### Document page records:

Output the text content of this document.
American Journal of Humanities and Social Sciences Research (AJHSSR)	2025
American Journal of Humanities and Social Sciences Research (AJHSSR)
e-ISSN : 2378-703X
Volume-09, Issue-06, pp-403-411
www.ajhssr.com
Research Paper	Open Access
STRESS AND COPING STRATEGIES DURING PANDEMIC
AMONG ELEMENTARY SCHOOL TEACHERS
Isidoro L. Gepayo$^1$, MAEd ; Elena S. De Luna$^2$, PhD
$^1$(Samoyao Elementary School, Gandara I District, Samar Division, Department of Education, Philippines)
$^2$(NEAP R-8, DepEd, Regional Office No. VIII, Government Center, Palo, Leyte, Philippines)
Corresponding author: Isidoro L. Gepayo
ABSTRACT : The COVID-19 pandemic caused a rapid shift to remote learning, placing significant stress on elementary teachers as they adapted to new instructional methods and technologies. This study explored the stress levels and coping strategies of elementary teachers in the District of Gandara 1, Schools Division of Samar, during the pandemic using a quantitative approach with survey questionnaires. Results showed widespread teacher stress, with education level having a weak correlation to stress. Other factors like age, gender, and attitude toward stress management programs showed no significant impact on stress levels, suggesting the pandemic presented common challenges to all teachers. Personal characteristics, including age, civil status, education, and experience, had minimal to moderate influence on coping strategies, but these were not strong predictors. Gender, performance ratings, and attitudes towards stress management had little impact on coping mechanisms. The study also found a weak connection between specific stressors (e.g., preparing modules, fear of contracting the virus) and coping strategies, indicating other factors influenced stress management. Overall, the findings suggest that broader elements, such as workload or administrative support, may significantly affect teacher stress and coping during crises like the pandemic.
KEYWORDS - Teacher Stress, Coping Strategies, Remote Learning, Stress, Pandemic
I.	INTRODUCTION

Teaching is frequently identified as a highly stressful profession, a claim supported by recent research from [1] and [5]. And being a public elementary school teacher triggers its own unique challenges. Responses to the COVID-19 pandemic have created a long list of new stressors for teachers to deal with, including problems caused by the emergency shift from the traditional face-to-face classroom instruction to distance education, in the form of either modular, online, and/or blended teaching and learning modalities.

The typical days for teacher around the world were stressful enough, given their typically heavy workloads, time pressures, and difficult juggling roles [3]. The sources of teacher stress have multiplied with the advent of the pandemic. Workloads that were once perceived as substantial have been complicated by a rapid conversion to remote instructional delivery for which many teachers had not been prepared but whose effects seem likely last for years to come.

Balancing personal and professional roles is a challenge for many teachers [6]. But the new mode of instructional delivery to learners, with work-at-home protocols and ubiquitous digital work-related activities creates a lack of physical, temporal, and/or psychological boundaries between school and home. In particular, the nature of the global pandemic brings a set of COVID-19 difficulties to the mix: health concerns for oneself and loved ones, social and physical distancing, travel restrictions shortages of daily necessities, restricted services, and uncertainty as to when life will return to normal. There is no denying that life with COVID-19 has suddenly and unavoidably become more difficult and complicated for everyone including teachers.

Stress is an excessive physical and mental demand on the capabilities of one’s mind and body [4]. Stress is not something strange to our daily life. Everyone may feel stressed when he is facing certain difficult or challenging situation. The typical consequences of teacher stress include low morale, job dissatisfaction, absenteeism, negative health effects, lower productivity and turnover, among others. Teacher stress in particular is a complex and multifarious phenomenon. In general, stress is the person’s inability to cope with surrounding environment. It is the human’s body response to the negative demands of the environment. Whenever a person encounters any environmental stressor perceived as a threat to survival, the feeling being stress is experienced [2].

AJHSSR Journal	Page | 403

### WHAT THIS TASK INVOLVES:
In the records, which lines mention the word "Humanities"? Copy those lines.

### RESPONSE:
American Journal of Humanities and Social Sciences Research (AJHSSR)	2025
American Journal of Humanities and Social Sciences Research (AJHSSR)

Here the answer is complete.